*SOURCE MATERIAL:*
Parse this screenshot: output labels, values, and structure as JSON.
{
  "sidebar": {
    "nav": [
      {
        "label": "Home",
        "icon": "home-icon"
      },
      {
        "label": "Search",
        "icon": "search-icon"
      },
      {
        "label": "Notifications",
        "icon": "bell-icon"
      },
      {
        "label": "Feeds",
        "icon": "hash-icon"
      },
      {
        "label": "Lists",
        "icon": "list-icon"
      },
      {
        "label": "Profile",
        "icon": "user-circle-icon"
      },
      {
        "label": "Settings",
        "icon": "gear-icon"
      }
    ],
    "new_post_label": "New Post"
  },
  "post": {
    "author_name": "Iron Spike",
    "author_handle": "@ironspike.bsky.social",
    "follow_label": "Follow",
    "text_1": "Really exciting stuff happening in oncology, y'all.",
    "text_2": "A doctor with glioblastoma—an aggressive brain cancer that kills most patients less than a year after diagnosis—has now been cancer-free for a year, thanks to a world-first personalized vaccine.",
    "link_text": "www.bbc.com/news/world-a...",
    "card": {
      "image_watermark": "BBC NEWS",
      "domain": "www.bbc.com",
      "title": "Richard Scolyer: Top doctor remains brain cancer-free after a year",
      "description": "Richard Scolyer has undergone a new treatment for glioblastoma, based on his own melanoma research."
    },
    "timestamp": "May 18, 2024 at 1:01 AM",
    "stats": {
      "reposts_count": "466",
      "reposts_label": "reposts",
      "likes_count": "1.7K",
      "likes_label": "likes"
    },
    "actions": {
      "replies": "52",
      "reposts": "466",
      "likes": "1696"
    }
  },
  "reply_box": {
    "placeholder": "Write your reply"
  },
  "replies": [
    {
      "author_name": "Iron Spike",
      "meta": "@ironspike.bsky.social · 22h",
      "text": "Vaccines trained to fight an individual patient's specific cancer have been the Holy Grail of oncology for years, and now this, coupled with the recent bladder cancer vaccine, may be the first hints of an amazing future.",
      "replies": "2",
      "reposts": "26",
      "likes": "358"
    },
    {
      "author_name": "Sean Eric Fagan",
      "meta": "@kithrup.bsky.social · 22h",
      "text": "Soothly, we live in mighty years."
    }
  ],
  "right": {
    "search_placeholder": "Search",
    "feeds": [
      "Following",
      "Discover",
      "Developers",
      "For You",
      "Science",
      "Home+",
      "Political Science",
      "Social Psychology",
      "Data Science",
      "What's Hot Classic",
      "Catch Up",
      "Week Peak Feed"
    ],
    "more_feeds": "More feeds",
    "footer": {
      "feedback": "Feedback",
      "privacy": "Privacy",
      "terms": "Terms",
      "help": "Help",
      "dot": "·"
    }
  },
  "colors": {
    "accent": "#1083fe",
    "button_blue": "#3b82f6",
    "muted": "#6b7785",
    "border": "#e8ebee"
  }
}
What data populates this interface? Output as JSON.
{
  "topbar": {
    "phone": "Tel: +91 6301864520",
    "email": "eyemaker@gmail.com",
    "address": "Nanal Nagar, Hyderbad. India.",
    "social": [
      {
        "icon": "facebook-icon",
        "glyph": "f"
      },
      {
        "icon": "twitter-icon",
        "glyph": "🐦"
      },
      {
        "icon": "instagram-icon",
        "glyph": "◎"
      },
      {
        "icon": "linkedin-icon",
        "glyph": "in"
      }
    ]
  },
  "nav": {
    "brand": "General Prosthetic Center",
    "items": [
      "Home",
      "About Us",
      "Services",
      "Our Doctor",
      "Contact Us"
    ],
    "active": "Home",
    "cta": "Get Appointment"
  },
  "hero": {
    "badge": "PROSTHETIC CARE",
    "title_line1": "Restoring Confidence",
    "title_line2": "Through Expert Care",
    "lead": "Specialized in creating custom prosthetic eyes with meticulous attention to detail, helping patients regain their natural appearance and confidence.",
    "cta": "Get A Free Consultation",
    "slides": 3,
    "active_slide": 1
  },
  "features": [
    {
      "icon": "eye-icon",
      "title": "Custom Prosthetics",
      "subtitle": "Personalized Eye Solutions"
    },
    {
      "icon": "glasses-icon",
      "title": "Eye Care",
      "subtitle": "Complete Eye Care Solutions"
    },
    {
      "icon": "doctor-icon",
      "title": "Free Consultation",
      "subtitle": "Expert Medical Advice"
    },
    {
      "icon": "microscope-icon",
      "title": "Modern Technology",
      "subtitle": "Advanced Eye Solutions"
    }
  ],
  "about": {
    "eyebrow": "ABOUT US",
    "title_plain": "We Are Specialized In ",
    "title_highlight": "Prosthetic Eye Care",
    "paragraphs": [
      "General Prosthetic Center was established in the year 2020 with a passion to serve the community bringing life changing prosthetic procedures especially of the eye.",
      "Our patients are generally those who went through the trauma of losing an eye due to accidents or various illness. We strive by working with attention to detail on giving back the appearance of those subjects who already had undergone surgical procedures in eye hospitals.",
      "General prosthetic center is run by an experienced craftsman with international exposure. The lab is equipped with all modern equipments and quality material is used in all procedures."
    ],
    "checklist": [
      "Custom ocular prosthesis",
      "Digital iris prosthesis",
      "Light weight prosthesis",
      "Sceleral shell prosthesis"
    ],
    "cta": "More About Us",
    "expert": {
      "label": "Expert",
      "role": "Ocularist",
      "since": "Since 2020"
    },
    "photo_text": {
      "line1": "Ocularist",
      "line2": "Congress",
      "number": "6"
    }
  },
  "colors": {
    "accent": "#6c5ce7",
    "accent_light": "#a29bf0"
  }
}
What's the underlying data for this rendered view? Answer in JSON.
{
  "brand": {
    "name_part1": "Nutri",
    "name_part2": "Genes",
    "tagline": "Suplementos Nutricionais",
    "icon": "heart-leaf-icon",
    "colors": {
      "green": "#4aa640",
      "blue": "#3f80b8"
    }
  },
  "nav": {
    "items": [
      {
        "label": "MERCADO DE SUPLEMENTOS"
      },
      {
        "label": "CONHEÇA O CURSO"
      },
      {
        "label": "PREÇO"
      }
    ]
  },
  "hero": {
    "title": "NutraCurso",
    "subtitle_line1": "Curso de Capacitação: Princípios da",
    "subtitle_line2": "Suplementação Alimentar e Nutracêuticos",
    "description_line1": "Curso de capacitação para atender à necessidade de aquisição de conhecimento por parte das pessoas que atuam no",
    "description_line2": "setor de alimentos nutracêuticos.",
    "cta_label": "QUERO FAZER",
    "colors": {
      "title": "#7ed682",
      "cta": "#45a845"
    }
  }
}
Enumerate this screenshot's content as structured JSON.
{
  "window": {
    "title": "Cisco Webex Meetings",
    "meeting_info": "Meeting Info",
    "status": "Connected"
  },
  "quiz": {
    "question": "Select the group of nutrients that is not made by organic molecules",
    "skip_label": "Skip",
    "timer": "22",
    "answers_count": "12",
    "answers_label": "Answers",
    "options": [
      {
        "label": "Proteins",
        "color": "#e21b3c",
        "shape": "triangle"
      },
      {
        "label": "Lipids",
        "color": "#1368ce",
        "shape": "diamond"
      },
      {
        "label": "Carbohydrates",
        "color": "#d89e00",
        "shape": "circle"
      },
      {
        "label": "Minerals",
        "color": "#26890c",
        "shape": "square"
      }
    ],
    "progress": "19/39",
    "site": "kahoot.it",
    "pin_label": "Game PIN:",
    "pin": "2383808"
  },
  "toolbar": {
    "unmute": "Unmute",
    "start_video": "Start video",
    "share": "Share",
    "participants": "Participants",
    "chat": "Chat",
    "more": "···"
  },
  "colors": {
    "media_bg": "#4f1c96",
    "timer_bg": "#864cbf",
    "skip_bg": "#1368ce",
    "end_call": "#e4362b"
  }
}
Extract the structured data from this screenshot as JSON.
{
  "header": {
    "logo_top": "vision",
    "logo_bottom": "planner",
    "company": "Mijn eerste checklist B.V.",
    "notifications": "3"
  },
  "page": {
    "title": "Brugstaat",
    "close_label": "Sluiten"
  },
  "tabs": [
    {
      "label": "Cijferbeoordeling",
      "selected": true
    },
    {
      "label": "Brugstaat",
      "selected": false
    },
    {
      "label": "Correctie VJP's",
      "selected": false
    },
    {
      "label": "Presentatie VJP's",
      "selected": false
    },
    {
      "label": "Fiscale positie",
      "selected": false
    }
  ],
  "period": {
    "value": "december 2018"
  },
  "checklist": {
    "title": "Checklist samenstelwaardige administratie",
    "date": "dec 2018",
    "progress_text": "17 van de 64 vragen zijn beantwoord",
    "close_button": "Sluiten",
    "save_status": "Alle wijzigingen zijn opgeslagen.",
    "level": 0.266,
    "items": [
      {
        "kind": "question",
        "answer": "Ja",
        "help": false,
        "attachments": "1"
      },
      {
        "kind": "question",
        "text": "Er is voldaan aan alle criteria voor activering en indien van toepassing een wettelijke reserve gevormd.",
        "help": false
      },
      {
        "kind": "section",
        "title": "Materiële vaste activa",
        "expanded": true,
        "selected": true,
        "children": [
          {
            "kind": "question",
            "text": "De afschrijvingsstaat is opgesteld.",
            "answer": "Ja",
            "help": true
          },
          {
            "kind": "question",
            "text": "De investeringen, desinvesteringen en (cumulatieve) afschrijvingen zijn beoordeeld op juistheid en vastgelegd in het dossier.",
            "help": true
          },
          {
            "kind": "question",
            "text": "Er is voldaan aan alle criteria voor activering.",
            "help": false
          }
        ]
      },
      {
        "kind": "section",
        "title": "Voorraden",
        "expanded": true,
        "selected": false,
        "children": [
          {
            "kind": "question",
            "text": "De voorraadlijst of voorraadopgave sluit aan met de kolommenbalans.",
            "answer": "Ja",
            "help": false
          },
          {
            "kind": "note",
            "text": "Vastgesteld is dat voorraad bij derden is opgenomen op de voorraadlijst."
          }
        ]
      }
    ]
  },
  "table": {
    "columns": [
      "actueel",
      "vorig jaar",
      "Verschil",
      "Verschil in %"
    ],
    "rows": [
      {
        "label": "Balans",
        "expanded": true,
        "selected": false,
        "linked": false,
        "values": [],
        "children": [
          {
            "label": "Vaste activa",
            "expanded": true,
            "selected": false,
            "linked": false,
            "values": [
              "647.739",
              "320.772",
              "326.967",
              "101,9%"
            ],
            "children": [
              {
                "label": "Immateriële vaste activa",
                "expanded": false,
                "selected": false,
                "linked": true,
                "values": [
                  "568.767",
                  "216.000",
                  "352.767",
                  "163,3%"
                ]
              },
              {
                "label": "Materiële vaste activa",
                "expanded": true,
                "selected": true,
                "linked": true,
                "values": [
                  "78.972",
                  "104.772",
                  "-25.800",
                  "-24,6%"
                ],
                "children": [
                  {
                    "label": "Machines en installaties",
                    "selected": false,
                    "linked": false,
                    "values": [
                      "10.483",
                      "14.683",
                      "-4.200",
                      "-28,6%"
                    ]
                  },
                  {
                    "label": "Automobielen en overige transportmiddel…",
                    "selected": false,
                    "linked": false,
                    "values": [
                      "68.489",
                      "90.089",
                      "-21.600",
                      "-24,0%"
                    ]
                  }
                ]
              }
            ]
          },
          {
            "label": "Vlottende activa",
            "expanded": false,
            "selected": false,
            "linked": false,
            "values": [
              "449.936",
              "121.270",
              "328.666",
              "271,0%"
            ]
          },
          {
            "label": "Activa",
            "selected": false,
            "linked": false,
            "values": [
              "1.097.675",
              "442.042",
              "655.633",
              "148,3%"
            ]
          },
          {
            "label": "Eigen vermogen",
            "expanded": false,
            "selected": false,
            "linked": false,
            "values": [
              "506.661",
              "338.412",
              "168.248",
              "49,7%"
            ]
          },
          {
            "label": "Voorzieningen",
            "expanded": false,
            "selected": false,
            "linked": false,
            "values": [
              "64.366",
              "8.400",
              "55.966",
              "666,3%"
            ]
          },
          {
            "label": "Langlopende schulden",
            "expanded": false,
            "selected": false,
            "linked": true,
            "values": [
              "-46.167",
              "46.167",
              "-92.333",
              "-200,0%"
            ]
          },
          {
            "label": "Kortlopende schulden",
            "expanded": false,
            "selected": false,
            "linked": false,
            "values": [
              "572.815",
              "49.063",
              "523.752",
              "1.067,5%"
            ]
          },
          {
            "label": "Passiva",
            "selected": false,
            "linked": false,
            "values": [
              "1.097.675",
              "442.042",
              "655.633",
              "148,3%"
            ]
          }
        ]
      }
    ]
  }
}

*TASK REQUIREMENTS:* The lines to return are those in the material above that hold "detail".

*RESULT OF THE EXERCISE:*
    "lead": "Specialized in creating custom prosthetic eyes with meticulous attention to detail, helping patients regain their natural appearance and confidence.",
      "Our patients are generally those who went through the trauma of losing an eye due to accidents or various illness. We strive by working with attention to detail on giving back the appearance of those subjects who already had undergone surgical procedures in eye hospitals.",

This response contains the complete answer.